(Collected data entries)
## START
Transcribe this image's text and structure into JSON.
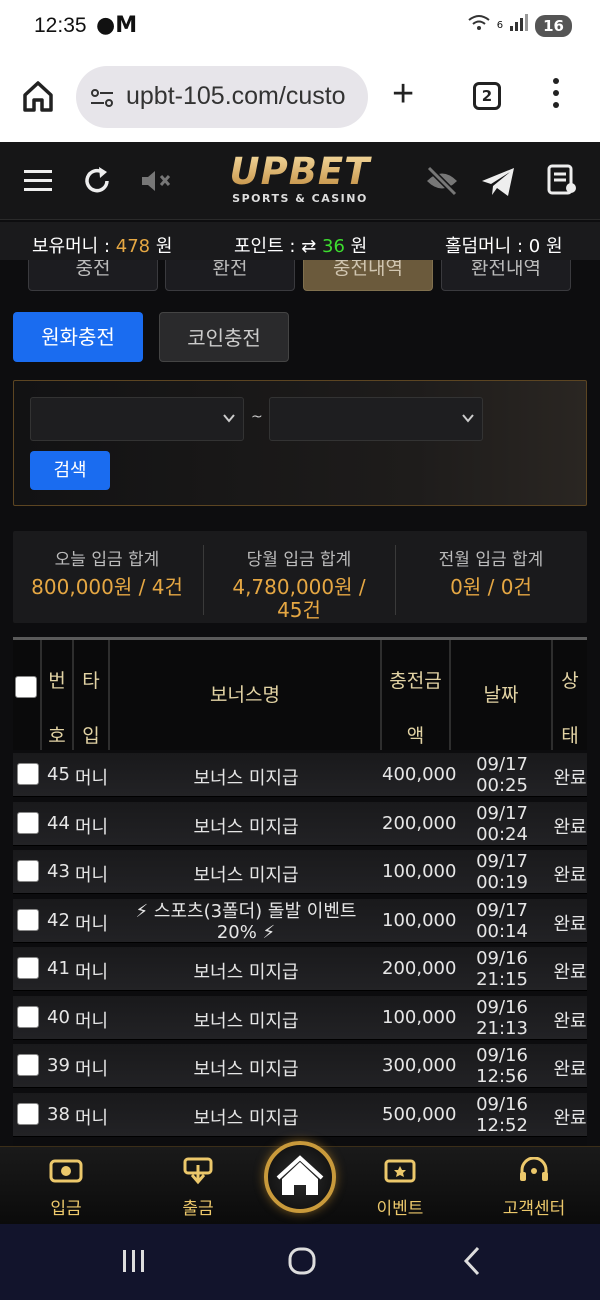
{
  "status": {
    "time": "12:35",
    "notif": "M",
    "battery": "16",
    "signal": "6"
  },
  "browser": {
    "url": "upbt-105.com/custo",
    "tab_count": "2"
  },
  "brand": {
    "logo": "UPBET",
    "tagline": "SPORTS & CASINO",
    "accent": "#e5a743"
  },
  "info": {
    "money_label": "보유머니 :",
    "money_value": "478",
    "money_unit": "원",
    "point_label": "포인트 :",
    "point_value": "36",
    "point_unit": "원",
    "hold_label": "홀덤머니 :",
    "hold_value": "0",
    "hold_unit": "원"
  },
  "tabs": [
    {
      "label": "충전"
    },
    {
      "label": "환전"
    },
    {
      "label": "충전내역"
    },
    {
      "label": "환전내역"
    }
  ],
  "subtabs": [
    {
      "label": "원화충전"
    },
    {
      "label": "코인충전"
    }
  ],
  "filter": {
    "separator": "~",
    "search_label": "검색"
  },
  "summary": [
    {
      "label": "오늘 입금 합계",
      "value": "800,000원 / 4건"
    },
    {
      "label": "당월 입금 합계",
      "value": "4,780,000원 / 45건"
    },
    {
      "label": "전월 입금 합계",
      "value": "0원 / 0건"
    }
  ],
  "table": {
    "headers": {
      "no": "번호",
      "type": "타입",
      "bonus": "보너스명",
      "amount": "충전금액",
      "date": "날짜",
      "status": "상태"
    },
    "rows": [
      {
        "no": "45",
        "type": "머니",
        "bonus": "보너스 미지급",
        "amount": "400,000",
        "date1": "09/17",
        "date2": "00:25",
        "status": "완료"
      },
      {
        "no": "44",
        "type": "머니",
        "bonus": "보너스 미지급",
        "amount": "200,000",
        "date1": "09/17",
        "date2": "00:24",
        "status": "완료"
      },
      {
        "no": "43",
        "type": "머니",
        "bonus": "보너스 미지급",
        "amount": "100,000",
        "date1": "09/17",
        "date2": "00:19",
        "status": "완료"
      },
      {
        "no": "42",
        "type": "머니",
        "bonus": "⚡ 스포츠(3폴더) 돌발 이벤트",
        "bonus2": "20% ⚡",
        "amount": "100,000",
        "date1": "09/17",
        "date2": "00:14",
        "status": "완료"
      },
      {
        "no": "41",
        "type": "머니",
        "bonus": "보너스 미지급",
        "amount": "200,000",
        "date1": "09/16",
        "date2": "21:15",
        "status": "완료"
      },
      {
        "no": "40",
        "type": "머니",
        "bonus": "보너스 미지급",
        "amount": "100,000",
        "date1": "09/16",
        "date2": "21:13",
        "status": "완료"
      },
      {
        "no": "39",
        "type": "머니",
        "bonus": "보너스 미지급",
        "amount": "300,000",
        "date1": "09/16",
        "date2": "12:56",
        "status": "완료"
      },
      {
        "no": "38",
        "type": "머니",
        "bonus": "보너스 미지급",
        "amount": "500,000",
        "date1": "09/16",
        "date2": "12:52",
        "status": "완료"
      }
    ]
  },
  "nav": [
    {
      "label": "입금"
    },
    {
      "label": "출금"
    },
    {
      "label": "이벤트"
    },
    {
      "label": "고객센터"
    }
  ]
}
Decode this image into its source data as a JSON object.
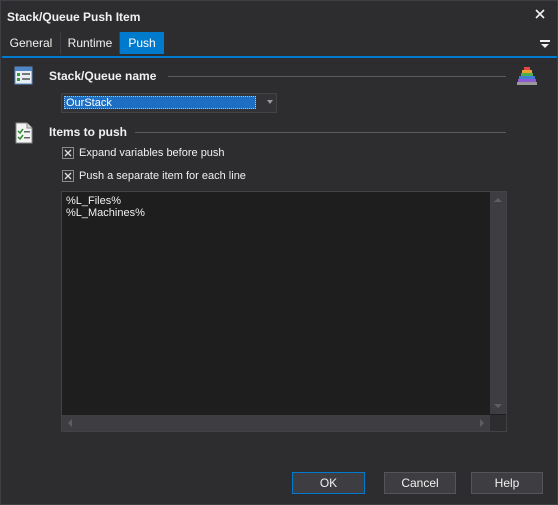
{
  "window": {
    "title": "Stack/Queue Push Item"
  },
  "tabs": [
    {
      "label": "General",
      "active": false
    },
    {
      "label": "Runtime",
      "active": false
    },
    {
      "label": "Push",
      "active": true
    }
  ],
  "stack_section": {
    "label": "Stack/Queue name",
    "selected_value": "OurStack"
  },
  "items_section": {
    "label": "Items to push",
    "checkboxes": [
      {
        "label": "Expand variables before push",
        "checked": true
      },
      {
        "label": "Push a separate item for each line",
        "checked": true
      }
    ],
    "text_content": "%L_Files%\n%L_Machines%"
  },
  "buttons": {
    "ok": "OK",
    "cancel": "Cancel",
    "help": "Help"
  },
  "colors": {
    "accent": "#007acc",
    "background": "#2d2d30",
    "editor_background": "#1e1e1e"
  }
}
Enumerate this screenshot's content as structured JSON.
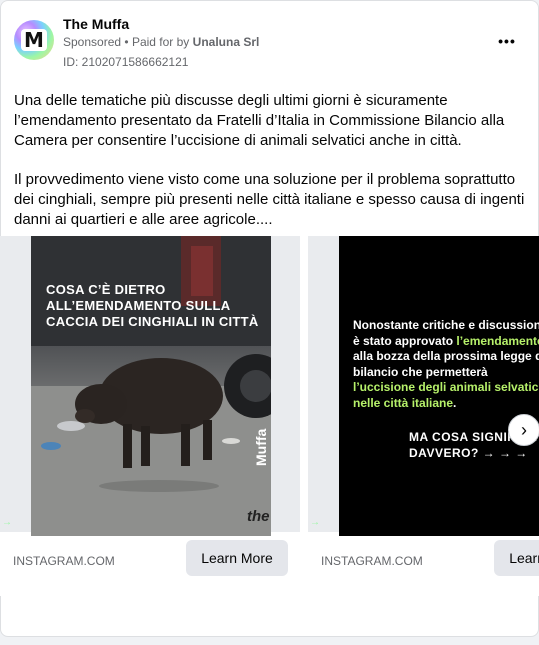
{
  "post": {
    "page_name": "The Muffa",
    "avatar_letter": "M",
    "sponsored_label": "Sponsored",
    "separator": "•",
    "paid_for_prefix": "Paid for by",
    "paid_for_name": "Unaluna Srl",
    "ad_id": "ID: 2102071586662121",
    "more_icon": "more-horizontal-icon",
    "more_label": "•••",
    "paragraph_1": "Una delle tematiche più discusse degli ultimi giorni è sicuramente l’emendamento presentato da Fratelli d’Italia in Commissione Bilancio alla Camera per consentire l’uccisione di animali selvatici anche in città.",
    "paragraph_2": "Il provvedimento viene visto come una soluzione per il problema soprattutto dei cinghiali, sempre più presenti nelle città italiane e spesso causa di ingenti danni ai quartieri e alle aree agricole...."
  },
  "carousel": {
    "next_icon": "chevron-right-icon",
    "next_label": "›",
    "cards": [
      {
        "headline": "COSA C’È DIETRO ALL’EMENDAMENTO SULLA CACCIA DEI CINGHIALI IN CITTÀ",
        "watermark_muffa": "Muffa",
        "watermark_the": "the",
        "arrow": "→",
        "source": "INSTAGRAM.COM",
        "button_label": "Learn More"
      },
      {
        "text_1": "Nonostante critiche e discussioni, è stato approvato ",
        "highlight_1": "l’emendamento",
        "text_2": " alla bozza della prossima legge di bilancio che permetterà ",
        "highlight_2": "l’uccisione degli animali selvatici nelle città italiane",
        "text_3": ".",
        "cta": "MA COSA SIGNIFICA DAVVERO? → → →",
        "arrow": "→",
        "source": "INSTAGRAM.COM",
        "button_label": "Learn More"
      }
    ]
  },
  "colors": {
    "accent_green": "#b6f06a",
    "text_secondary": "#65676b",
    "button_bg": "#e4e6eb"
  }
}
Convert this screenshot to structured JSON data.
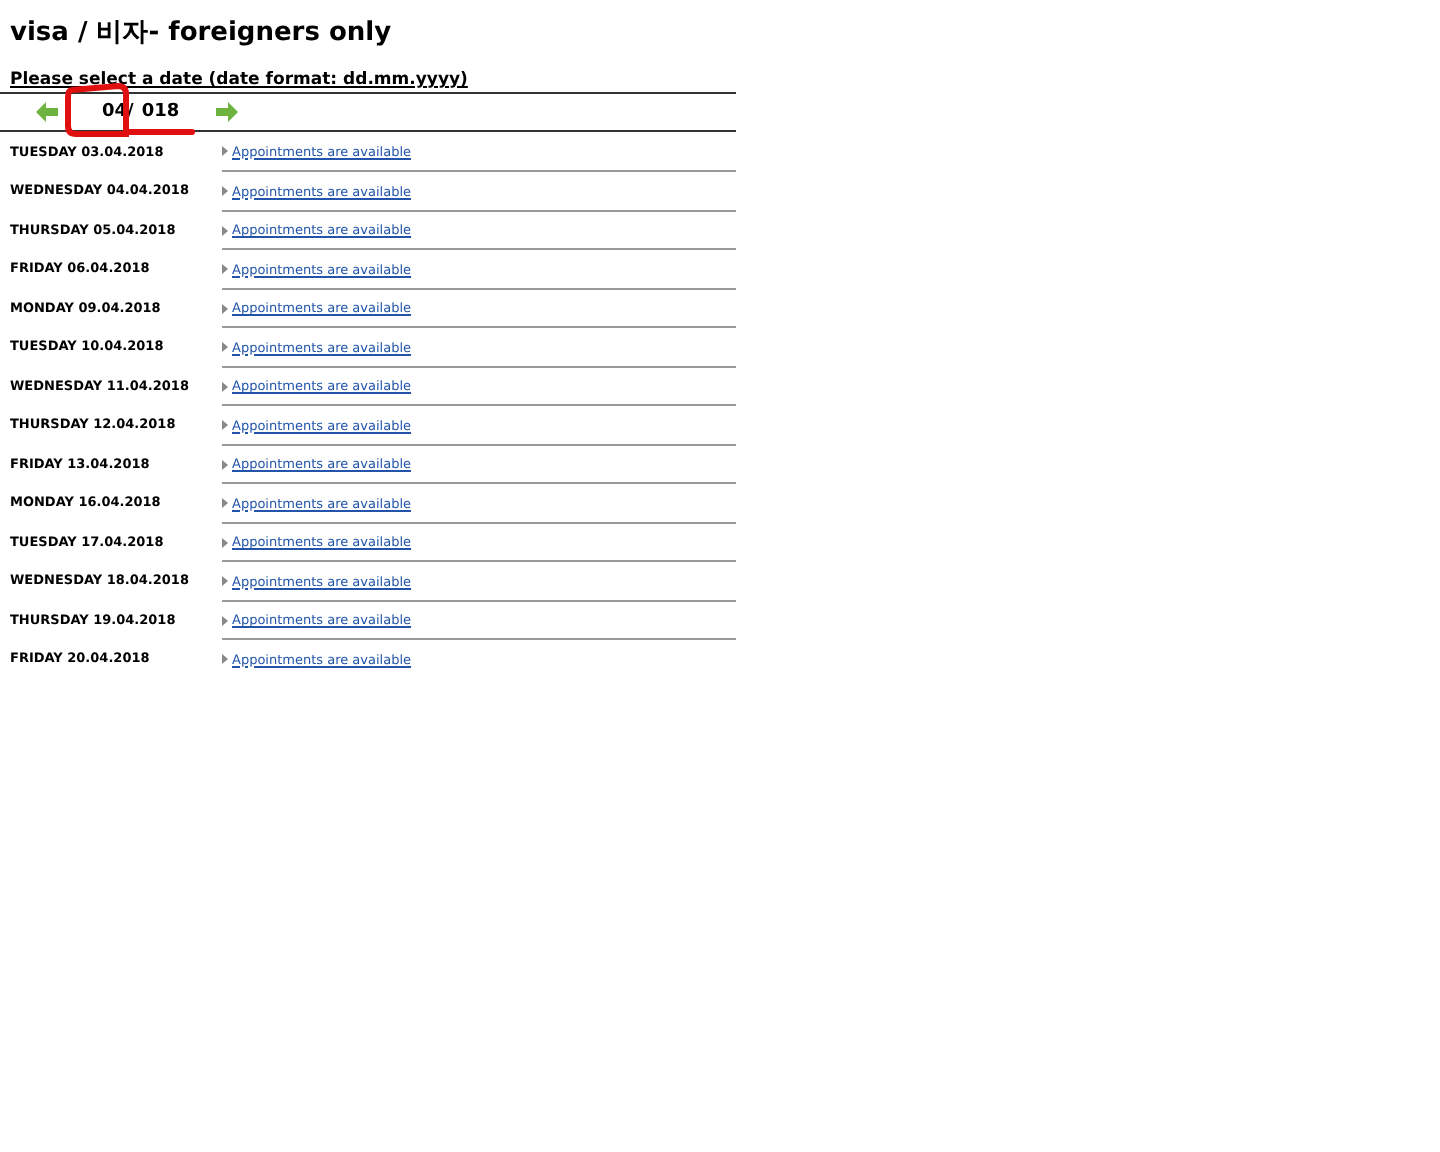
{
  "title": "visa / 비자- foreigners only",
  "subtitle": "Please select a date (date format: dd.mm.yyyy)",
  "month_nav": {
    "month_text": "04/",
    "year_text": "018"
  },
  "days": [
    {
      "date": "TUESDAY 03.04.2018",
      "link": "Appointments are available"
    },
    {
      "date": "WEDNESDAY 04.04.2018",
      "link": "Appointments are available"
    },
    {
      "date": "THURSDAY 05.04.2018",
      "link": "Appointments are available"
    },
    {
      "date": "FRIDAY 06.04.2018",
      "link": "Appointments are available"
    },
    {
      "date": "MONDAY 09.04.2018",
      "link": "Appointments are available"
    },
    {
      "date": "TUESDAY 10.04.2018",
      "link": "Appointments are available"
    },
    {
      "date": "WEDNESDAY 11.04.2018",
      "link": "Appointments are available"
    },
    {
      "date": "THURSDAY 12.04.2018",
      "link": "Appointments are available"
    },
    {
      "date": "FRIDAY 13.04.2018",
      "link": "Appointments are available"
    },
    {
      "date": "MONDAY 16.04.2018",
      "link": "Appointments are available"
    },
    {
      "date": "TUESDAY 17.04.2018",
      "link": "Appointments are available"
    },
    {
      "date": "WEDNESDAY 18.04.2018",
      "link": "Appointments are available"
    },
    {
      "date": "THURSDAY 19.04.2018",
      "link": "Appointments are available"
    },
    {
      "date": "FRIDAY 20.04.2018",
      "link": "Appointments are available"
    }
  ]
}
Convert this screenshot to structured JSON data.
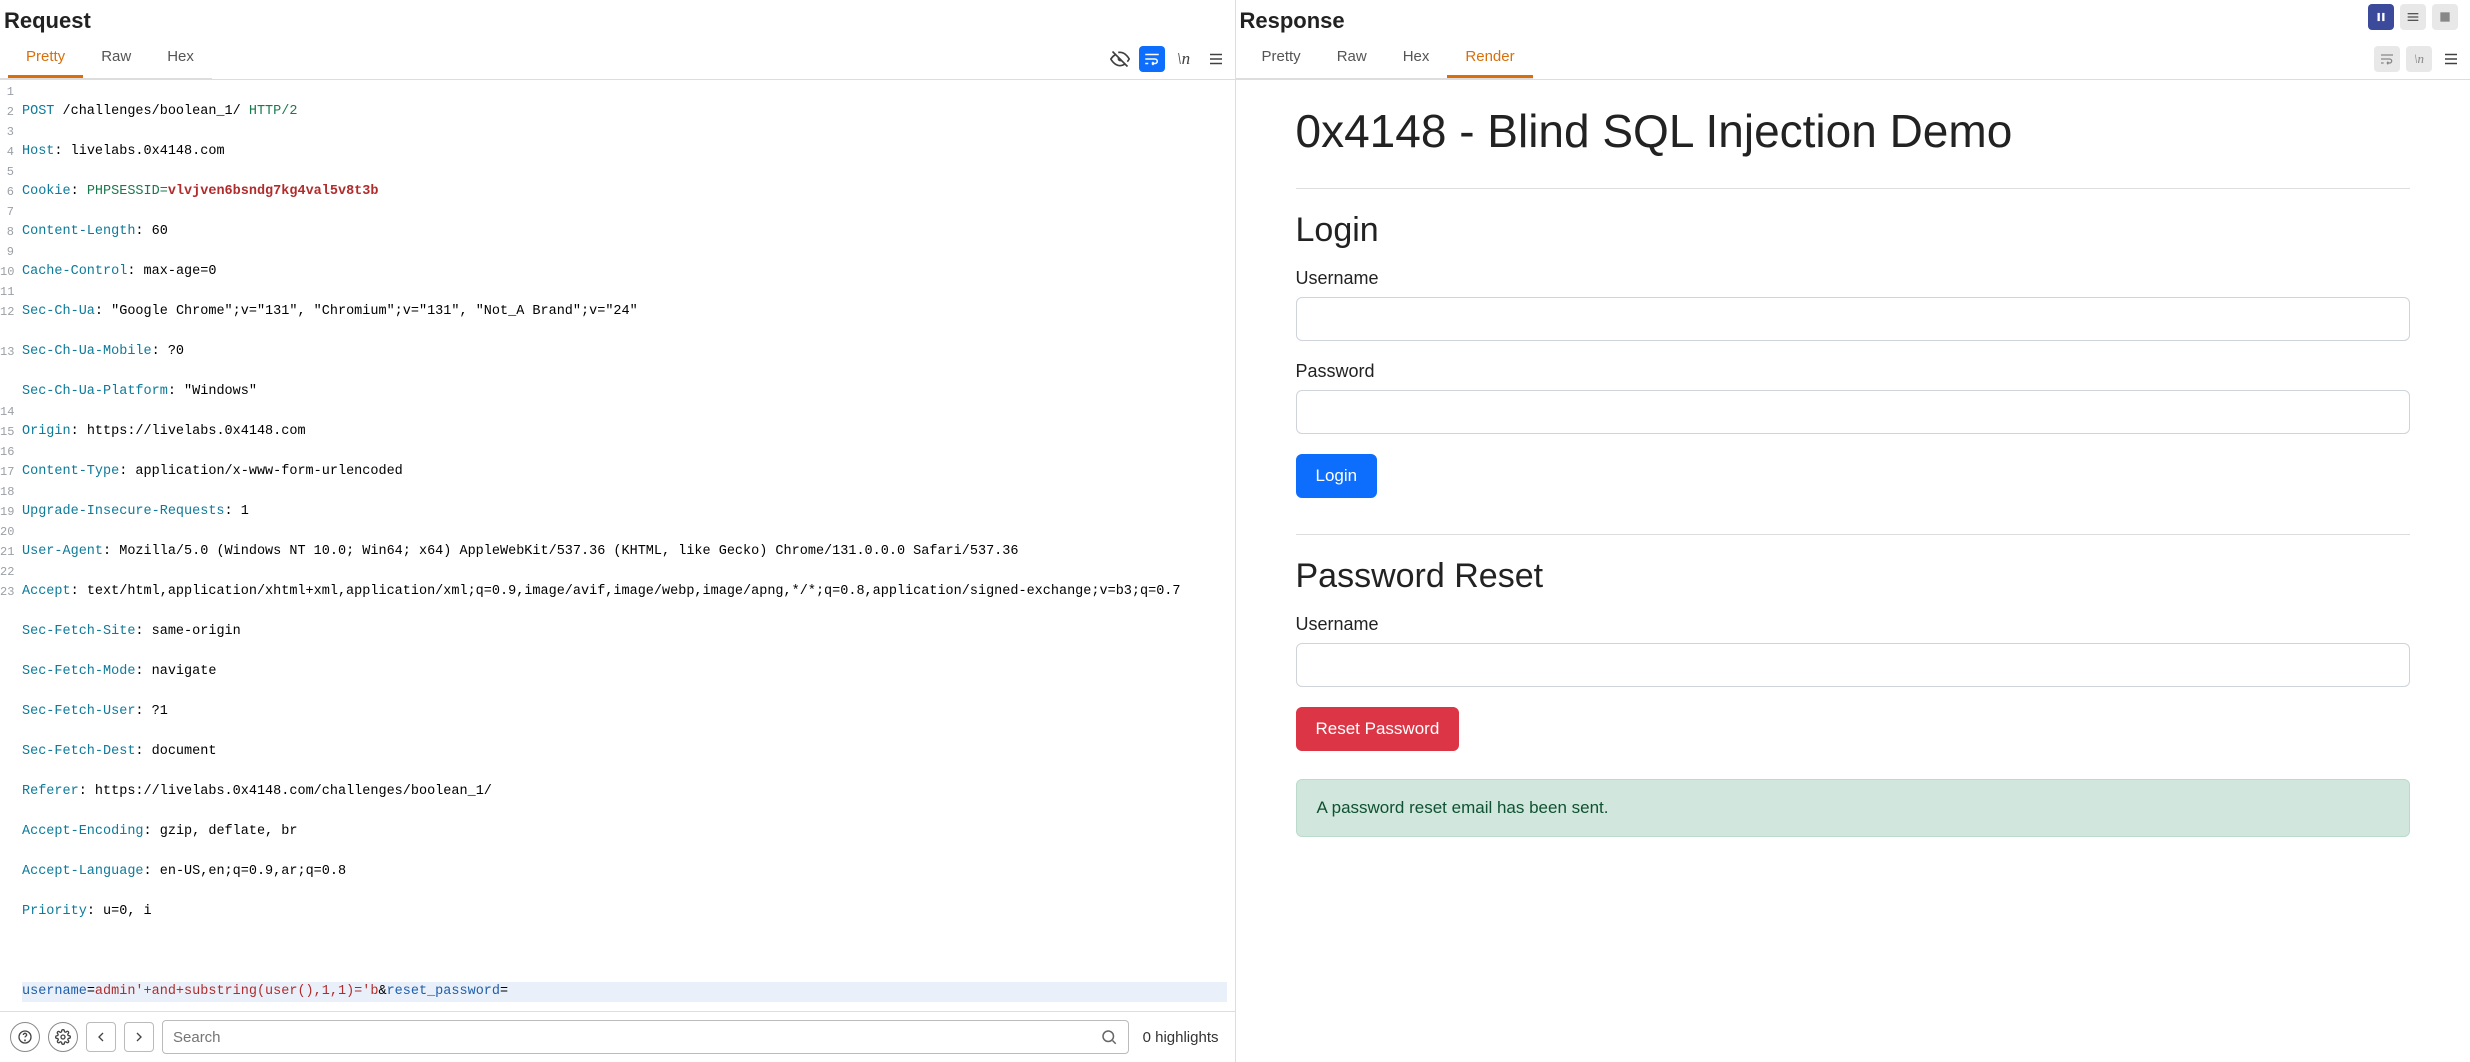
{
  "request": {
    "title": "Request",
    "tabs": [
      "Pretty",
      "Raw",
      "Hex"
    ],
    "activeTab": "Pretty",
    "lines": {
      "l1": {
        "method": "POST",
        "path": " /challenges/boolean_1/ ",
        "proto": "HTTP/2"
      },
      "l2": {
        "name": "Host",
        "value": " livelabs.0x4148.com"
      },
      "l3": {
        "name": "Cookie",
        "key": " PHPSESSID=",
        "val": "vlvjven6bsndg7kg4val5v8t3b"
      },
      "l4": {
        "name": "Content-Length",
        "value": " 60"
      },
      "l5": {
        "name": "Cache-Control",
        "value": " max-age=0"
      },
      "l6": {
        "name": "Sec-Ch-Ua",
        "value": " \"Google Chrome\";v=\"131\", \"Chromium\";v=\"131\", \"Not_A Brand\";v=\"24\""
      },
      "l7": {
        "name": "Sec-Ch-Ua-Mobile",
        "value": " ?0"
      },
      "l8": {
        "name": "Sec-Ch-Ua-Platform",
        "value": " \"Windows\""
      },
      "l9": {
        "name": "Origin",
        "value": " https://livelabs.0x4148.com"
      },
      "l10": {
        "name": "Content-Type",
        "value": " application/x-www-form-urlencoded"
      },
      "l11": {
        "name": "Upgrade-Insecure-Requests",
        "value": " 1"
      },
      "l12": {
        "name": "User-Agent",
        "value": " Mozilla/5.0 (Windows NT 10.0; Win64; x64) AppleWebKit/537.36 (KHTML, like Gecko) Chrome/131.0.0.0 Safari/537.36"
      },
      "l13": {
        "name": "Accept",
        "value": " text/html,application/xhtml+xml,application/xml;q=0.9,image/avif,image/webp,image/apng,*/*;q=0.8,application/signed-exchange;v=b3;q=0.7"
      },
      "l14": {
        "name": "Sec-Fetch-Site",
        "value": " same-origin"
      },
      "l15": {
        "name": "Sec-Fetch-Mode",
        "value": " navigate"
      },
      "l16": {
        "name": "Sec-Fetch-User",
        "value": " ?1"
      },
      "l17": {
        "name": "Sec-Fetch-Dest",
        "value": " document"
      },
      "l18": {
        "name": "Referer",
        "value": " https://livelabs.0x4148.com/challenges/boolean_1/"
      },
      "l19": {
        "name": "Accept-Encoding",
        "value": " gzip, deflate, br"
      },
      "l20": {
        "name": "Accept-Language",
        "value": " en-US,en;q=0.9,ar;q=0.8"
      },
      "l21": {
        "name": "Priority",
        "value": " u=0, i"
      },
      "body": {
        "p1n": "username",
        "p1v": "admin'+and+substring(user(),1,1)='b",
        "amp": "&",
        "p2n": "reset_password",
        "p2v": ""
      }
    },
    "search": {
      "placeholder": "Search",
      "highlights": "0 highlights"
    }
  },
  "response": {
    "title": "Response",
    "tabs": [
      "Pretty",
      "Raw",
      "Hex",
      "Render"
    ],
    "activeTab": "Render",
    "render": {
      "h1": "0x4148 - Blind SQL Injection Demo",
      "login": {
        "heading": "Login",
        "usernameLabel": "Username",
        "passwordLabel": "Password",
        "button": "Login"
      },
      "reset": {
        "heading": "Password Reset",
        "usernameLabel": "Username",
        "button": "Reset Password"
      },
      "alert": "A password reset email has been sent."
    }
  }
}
## END
● **DIRECTIONS**
Look for "COSA" and pull out every line that has it.

● **SOLUTION FOR THIS PROBLEM**
        "headline": "COSA C’È DIETRO ALL’EMENDAMENTO SULLA CACCIA DEI CINGHIALI IN CITTÀ",
        "cta": "MA COSA SIGNIFICA DAVVERO? → → →",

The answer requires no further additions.